La nouvelle du décès de Garry Didier Perez, figure marquante de la musique haïtienne des années 90, secoue le pays. Après un long combat contre la maladie, l’artiste est parti ce jeudi 28 août 2025, à l’âge de 59 ans. La triste annonce a été faite par Brutus Derissaint, sur la page officielle du groupe Zenglen : « Après un long combat contre la maladie, mon frère Garry Didier Perez nous a quittés aujourd’hui à 12h30. Repose en paix, Frère. »
Pendant des années, l’artiste a souffert en silence. À un certain moment, comme Frankétienne, il a lancé un cri de détresse pour obtenir un soutien financier afin de soigner sa santé. Mais son appel s’est perdu dans l’indifférence. Il est mort dans la douleur, emportant avec lui l’amère déception d’un pays et d’un peuple qui ne savent pas prendre soin de leurs talents.

Membre émérite de Zenglen, Ozone, et interprète de titres immortels comme Fidèl, Anba latè ou encore Tanbou nou, Garry Didier Perez laisse derrière lui un héritage artistique indéniable. Pourtant, comme tant d’autres avant lui, il est parti presque dans l’oubli, loin de la reconnaissance nationale qu’il méritait.

========

» À faire:
[1] Répondez à ces questions sur le texte consacré à la mort de Garry Didier Perez :
(a) À quel âge est-il mort ?
(b) Sur quelle page l'annonce de son décès a-t-elle été publiée ?
(c) Quels titres chantés par lui le texte cite-t-il ?
[2] Poursuivez le texte sur la mort de Garry Didier Perez à partir de sa dernière phrase.

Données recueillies

========

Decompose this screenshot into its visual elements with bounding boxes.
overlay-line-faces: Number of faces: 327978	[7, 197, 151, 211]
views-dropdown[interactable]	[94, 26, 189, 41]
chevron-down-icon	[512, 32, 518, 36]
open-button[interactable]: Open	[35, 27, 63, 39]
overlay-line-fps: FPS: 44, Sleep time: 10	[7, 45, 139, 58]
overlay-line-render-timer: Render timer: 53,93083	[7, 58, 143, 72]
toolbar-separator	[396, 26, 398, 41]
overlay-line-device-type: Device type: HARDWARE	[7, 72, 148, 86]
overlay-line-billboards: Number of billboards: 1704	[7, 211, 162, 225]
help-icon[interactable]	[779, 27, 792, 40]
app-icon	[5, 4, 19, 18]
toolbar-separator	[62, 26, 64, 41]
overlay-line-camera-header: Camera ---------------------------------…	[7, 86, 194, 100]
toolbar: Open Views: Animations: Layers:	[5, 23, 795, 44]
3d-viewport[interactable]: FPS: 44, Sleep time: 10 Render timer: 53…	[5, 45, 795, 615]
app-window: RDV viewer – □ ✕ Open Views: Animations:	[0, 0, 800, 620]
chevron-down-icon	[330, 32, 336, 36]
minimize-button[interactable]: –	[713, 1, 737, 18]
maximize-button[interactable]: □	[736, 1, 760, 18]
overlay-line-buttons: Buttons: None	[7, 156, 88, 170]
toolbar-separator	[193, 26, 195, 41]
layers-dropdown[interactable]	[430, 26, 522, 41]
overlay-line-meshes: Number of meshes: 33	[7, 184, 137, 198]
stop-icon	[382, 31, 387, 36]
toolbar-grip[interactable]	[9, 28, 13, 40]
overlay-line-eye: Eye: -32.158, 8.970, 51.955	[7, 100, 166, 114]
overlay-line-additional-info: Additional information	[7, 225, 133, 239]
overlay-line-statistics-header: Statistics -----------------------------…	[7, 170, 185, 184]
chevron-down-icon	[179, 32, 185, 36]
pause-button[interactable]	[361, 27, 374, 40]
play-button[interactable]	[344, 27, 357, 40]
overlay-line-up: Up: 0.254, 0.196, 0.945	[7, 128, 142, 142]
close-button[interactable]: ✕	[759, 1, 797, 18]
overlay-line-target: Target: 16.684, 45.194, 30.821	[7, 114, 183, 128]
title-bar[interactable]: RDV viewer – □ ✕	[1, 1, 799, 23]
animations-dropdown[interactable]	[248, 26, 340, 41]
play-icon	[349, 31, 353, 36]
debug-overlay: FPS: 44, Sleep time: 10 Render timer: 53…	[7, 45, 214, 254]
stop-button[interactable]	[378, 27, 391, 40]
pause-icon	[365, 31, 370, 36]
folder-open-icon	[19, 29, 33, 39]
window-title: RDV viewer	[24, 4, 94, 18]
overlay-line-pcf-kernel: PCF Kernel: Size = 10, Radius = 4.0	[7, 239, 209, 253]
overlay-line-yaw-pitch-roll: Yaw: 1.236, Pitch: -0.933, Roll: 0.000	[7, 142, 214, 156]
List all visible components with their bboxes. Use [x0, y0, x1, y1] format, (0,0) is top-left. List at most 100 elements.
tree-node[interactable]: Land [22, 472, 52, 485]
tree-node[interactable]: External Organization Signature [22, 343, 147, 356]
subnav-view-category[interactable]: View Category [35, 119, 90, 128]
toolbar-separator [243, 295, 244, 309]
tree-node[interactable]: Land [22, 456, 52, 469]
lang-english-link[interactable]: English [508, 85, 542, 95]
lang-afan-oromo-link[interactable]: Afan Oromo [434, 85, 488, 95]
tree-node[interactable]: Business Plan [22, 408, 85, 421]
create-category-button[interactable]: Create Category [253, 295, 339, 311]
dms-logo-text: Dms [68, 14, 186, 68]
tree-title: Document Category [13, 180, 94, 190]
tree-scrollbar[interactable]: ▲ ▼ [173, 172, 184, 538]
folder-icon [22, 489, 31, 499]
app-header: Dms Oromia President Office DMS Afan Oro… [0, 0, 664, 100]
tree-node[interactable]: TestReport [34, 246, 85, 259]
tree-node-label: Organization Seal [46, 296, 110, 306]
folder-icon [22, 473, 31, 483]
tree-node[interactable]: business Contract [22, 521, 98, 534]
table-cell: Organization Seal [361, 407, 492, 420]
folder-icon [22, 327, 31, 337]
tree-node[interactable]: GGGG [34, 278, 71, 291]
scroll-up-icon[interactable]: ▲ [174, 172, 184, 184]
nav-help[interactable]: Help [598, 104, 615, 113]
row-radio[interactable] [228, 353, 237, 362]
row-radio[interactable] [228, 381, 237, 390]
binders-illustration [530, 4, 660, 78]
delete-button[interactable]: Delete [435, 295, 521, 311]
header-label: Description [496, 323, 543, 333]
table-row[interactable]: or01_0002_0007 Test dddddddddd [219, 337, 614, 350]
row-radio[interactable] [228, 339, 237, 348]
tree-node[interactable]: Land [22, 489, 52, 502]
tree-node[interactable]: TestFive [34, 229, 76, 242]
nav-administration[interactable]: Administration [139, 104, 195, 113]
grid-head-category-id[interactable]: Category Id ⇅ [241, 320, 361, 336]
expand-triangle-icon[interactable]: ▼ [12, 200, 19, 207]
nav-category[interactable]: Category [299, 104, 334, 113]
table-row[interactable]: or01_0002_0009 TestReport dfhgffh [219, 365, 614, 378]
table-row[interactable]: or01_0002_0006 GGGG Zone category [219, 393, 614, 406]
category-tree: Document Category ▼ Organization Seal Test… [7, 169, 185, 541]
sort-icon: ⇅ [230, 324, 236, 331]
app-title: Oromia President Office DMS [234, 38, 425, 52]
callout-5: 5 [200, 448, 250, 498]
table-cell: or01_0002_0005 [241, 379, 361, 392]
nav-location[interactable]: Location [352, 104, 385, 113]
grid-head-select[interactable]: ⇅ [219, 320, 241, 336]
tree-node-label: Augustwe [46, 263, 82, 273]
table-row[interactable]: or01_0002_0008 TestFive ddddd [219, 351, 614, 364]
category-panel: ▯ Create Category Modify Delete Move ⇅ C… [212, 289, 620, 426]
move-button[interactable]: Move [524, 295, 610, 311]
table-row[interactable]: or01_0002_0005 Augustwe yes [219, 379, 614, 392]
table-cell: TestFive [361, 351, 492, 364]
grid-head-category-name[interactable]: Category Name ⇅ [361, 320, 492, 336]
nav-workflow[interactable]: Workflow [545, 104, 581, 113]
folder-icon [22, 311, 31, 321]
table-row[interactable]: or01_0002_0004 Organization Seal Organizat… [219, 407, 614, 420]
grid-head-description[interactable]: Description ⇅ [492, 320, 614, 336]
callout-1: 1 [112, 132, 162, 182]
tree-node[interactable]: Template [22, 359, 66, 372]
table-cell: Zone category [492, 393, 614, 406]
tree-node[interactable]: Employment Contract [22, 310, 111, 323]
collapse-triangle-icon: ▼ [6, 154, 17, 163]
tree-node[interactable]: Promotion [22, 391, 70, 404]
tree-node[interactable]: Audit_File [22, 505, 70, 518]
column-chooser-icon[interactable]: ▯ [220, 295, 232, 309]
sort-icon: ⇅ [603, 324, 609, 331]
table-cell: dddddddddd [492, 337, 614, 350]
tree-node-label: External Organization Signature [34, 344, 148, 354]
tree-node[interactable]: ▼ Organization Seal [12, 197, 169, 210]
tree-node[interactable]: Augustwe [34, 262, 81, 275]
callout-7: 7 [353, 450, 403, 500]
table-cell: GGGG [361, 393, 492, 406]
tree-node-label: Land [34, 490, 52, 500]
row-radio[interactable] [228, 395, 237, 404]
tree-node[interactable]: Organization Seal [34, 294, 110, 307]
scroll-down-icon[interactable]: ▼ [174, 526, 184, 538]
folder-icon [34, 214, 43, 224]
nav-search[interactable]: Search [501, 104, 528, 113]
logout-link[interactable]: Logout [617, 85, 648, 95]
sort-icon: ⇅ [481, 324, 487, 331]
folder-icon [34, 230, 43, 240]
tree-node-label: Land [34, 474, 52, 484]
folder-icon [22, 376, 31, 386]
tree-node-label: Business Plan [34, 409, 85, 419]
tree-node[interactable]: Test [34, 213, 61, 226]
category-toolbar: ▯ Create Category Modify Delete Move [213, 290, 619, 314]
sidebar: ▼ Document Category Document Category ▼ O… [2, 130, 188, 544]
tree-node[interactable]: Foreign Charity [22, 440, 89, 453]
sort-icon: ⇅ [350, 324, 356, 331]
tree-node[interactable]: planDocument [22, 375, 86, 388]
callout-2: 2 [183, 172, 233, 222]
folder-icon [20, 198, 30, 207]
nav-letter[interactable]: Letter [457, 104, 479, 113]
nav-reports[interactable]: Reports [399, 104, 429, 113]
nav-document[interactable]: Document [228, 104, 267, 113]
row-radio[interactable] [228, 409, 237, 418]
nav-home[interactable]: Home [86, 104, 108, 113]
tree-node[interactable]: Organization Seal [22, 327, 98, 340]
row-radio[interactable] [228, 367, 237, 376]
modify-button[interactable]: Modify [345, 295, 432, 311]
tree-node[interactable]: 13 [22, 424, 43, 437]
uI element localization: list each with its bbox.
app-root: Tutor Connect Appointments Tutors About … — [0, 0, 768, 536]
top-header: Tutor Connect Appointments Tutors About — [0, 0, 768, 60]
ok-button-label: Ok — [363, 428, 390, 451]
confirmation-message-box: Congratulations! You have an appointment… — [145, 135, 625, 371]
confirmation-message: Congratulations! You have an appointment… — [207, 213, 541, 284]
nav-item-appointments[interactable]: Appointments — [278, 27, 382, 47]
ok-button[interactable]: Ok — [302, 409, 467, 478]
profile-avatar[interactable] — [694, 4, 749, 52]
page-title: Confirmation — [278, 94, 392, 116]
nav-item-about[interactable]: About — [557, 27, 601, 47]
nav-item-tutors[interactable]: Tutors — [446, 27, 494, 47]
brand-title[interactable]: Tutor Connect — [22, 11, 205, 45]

========

» Réponses par tâche:
[1]
(a) À 59 ans.
(b) Sur la page officielle du groupe Zenglen.
(c) Fidèl, Anba latè et Tanbou nou.

[2]
Haïti a la triste réputation de ne pas honorer ses talents de leur vivant. Les artistes, musiciens, écrivains ou sportifs qui marquent l’histoire de la culture haïtienne ne trouvent bien souvent ni le soutien institutionnel, ni la valorisation populaire proportionnelle à leur apport. Ce n’est qu’au moment de leur disparition que l’on mesure l’ampleur de ce qu’ils représentaient.
La mort de Garry Didier Perez n’est pas seulement la perte d’un chanteur à succès. Elle est aussi un miroir tendu à une société qui applaudit ses artistes de loin, mais qui tarde à les accompagner dans la maladie, dans les difficultés, ou même simplement à leur dire merci.